_PROMPT 1_
From the post about grip shims below, list each change the fella made to his bow setup.

Fella I have been working with via PM message.

_"I shortened my d-loop by about a 1/16"
I added an 1/8" shim to the grip. My son has a 3D printer so I just made some with it.
Ended up having to lower my peep slightly."_

So, fella made two shims for his grip. One shim was flat, equal thickness.
One shim was wedge shaped.










If you don't have a 3D printer, you can take narrow 3/4-inch wide strips of masking tape, and make a equal thickness shim.

You can also simulate a wedge with masking tape, by layering shorter and shorter strips of masking tape
to create a wedge, if you wanna play with a new grip angle.










So, fella had been trying for 2 years to get his consistency back. Sometimes, little things matter.
He shortened his d-loop 1/16th inch.
He shortened his draw by the thickness of a plastic shim, about an 1/8th thick, so he shortened his draw length 1/8th inch. Moved his peep a little, to change his anchor.

BUT, it's the combination of the "right things" to cut the group size,
the get a busted nock....I believe this was 20 yards.

Work on posture at full draw.
Make small changes in draw length (thicken the grip) and continue to experiment until you can bust nocks at 20 yards, and 30 yards. When you can bust nocks at 30 yards, then, you KNOW you have made the "correct for you" changes.

_PROMPT 2_
In the records, switch "leader-line" to "connector-line" in the lines between the one holding "leader-line [34,33,111,34]" and the one holding "category-label: SA [18,60,31,70]", inclusive. Leave everything else unchanged and return only those lines.

Collection entries:
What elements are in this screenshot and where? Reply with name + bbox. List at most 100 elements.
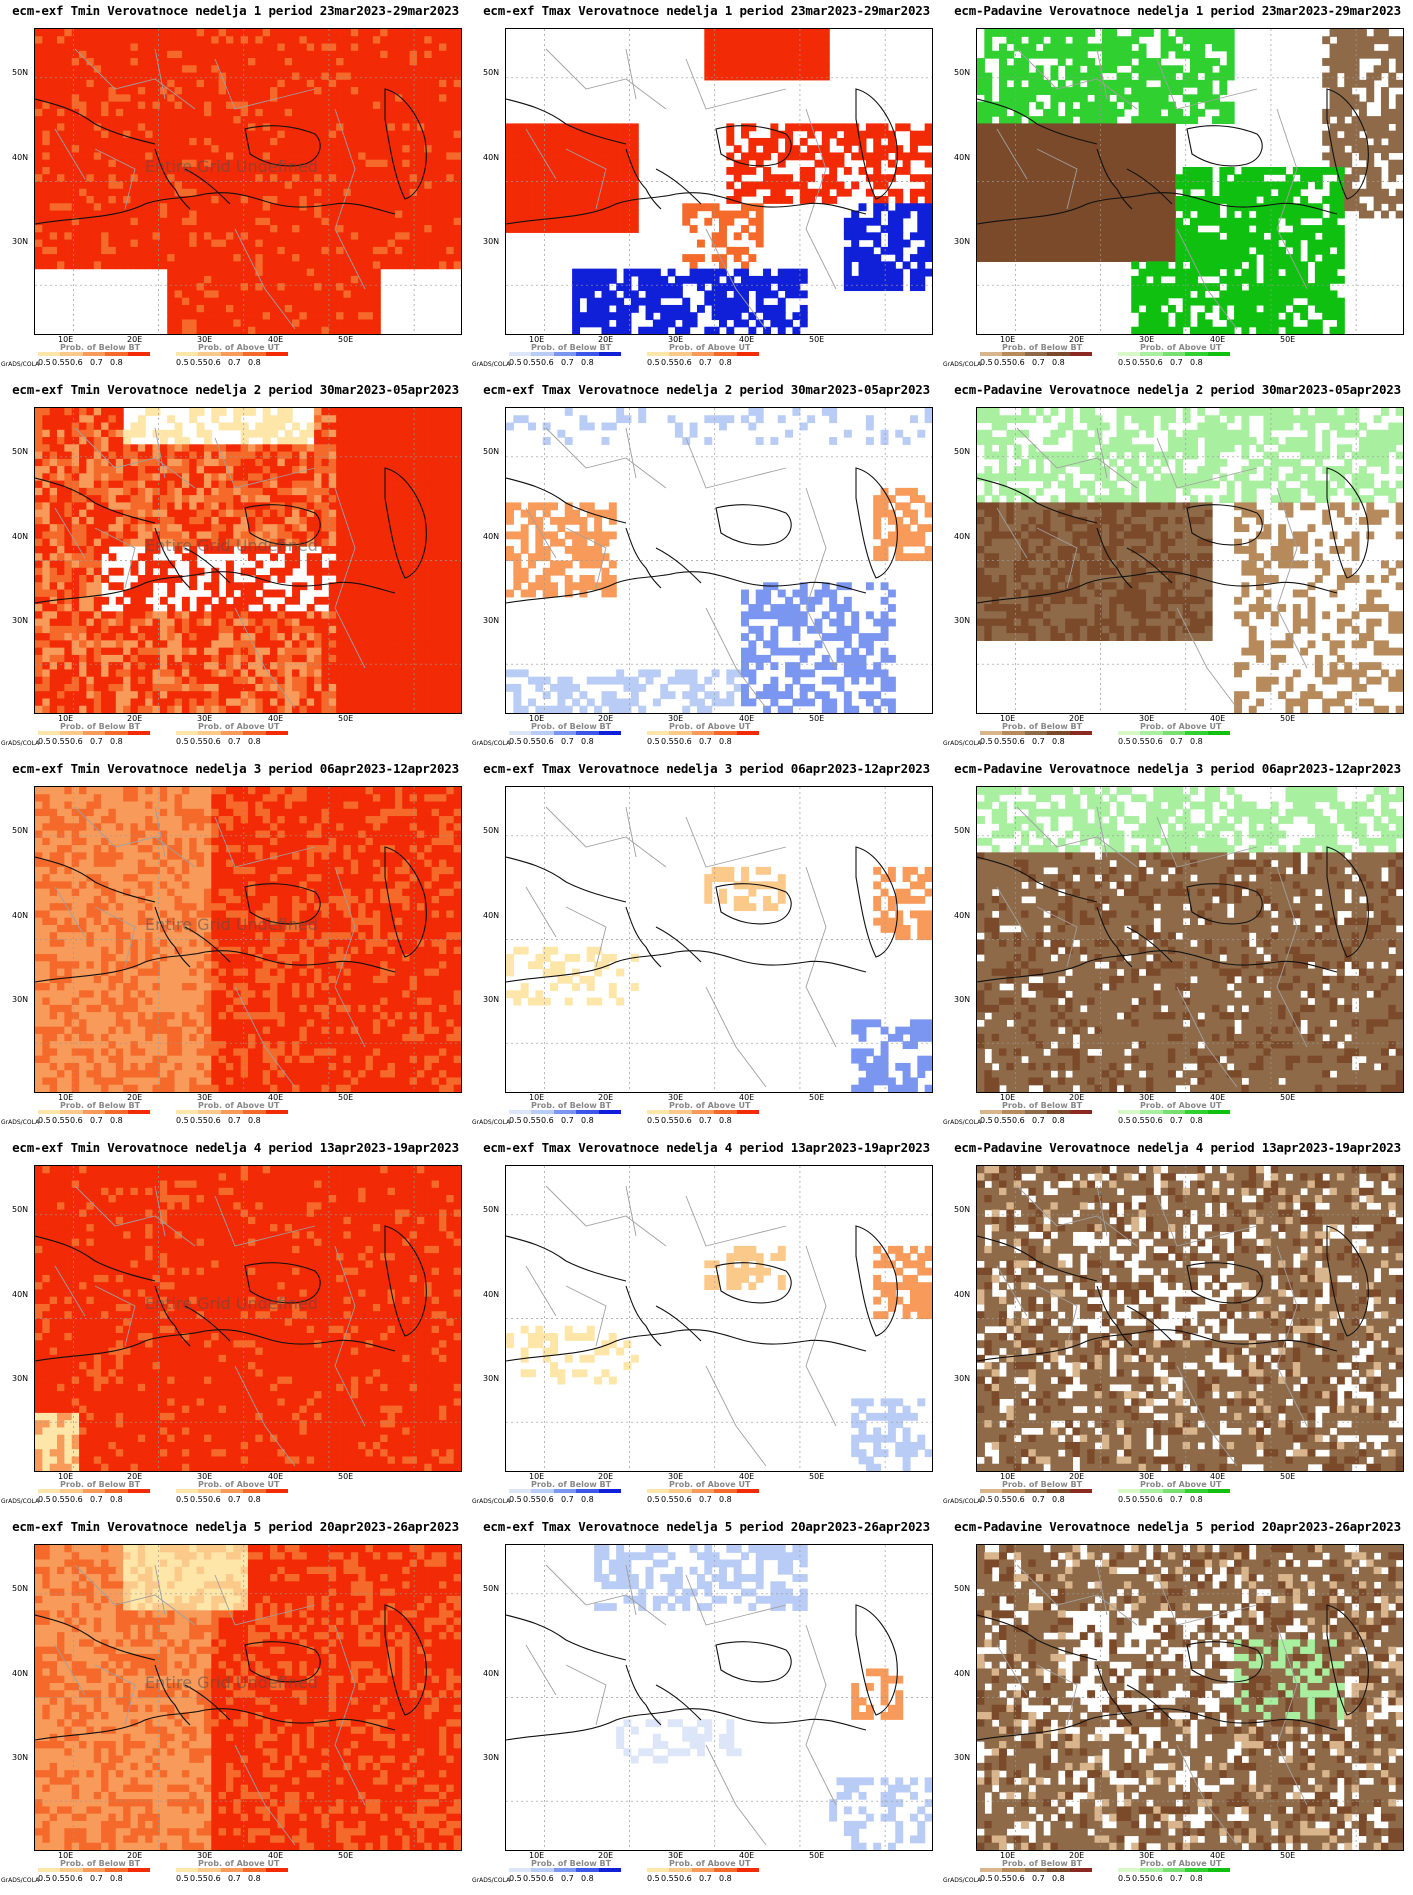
probability-cell (380, 72, 389, 81)
probability-cell (1212, 94, 1220, 103)
probability-cell (1380, 50, 1389, 59)
probability-cell (299, 130, 308, 139)
probability-cell (895, 210, 904, 219)
probability-cell (572, 217, 581, 226)
probability-cell (1043, 188, 1052, 197)
probability-cell (984, 159, 993, 168)
probability-cell (284, 152, 293, 161)
probability-cell (792, 312, 801, 321)
probability-cell (152, 188, 161, 197)
probability-cell (1380, 188, 1389, 197)
probability-cell (895, 246, 904, 255)
probability-cell (306, 174, 315, 183)
probability-cell (145, 72, 154, 81)
probability-cell (431, 145, 440, 154)
probability-cell (807, 43, 816, 52)
probability-cell (1050, 196, 1059, 204)
probability-cell (1366, 130, 1375, 139)
probability-cell (137, 261, 146, 270)
probability-cell (1072, 43, 1081, 52)
probability-cell (292, 101, 301, 110)
probability-cell (572, 181, 581, 190)
probability-cell (35, 130, 43, 139)
probability-cell (1153, 326, 1162, 334)
probability-cell (616, 174, 625, 183)
probability-cell (431, 152, 440, 161)
probability-cell (314, 326, 323, 334)
probability-cell (262, 437, 271, 445)
probability-cell (682, 275, 691, 284)
probability-cell (1388, 43, 1397, 52)
probability-cell (579, 225, 588, 233)
probability-cell (196, 123, 205, 132)
probability-cell (608, 130, 617, 139)
probability-cell (1373, 50, 1382, 59)
probability-cell (42, 58, 51, 66)
probability-cell (365, 422, 374, 431)
probability-cell (306, 145, 315, 154)
probability-cell (1175, 312, 1184, 321)
probability-cell (696, 304, 705, 313)
probability-cell (380, 94, 389, 103)
probability-cell (277, 43, 286, 52)
probability-cell (719, 232, 727, 241)
probability-cell (314, 145, 323, 154)
probability-cell (1175, 174, 1184, 183)
probability-cell (1013, 58, 1022, 66)
probability-cell (1160, 268, 1169, 277)
probability-cell (1351, 188, 1360, 197)
probability-cell (1278, 232, 1287, 241)
probability-cell (594, 145, 603, 154)
probability-cell (108, 43, 117, 52)
probability-cell (1314, 174, 1323, 183)
probability-cell (71, 101, 80, 110)
probability-cell (623, 217, 632, 226)
probability-cell (1329, 94, 1338, 103)
probability-cell (1079, 254, 1088, 262)
probability-cell (1219, 246, 1228, 255)
probability-cell (306, 422, 315, 431)
probability-cell (284, 58, 293, 66)
probability-cell (336, 225, 345, 233)
probability-cell (167, 203, 176, 212)
probability-cell (438, 261, 447, 270)
probability-cell (424, 254, 433, 262)
probability-cell (1094, 116, 1103, 124)
probability-cell (741, 166, 749, 175)
probability-cell (999, 123, 1007, 132)
probability-cell (829, 174, 838, 183)
probability-cell (321, 87, 330, 95)
probability-cell (1079, 137, 1088, 146)
probability-cell (284, 166, 293, 175)
probability-cell (1300, 174, 1309, 183)
probability-cell (1270, 217, 1279, 226)
probability-cell (748, 254, 757, 262)
probability-cell (343, 116, 352, 124)
probability-cell (292, 217, 301, 226)
probability-cell (682, 217, 691, 226)
probability-cell (321, 297, 330, 306)
probability-cell (248, 304, 256, 313)
probability-cell (1395, 43, 1403, 52)
probability-cell (984, 108, 993, 117)
probability-cell (1138, 319, 1147, 328)
probability-cell (1270, 203, 1279, 212)
panel-title: ecm-exf Tmin Verovatnoce nedelja 1 perio… (0, 3, 471, 18)
probability-cell (416, 94, 425, 103)
probability-cell (42, 65, 51, 74)
probability-cell (1065, 87, 1074, 95)
probability-cell (770, 130, 779, 139)
probability-cell (145, 261, 154, 270)
probability-cell (1366, 50, 1375, 59)
probability-cell (1035, 239, 1044, 248)
probability-cell (1226, 217, 1235, 226)
probability-cell (255, 43, 264, 52)
probability-cell (887, 145, 896, 154)
probability-cell (1219, 108, 1228, 117)
probability-cell (130, 108, 139, 117)
probability-cell (645, 326, 654, 334)
probability-cell (1373, 65, 1382, 74)
probability-cell (1197, 166, 1206, 175)
probability-cell (203, 283, 212, 292)
probability-cell (1072, 246, 1081, 255)
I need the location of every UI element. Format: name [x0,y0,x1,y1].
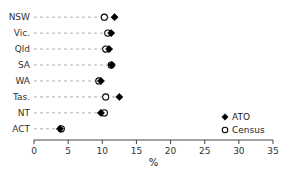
leader-line [34,33,111,34]
point-diamond [106,45,113,52]
point-diamond [108,61,115,68]
point-circle [103,94,109,100]
x-tick [102,140,103,144]
legend-label: ATO [232,112,250,122]
x-tick [136,140,137,144]
category-label: NT [18,108,31,118]
x-tick-label: 20 [165,146,177,156]
leader-line [34,112,104,113]
chart: 0 5 10 15 20 25 30 35% NSW Vic. Qld SA WA Tas. NT ACT AT… [0,0,283,170]
leader-line [34,80,101,81]
category-label: SA [18,60,31,70]
category-label: WA [15,76,30,86]
leader-line [34,49,109,50]
category-label: Qld [15,44,30,54]
leader-line [34,65,112,66]
x-tick-label: 30 [233,146,245,156]
category-label: ACT [12,124,30,134]
point-diamond [108,30,115,37]
plot-area [34,14,123,133]
x-tick-label: 5 [65,146,71,156]
category-label: Vic. [14,28,30,38]
legend: ATO Census [222,112,265,135]
point-diamond [97,77,104,84]
legend-marker [222,114,228,120]
category-label: Tas. [12,92,30,102]
x-tick [34,140,35,144]
x-tick [273,140,274,144]
x-tick-label: 0 [31,146,37,156]
point-diamond [116,93,123,100]
x-axis-label: % [149,157,159,168]
legend-label: Census [232,125,265,135]
x-tick [204,140,205,144]
x-tick-label: 10 [97,146,109,156]
point-diamond [56,125,63,132]
x-tick [238,140,239,144]
legend-marker [222,127,227,132]
point-diamond [111,14,118,21]
point-diamond [97,109,104,116]
x-tick-label: 15 [131,146,142,156]
x-tick-label: 35 [267,146,278,156]
x-tick [170,140,171,144]
x-tick-label: 25 [199,146,210,156]
x-axis: 0 5 10 15 20 25 30 35 [31,140,279,156]
x-axis-line [34,140,273,141]
point-circle [101,14,107,20]
category-label: NSW [9,12,30,22]
x-tick [68,140,69,144]
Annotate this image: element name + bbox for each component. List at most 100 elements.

_FINAL ANSWER 1_
- Shortened his d-loop by about 1/16 inch
- Added a 1/8-inch shim to the grip, shortening his draw length by 1/8 inch
- Lowered his peep slightly to change his anchor

_FINAL ANSWER 2_
connector-line [34,33,111,34]
point-diamond [106,45,113,52]
point-diamond [108,61,115,68]
point-circle [103,94,109,100]
x-tick [102,140,103,144]
legend-label: ATO [232,112,250,122]
x-tick [136,140,137,144]
category-label: NT [18,108,31,118]
x-tick-label: 20 [165,146,177,156]
connector-line [34,112,104,113]
chart: 0 5 10 15 20 25 30 35% NSW Vic. Qld SA WA Tas. NT ACT AT… [0,0,283,170]
connector-line [34,80,101,81]
category-label: SA [18,60,31,70]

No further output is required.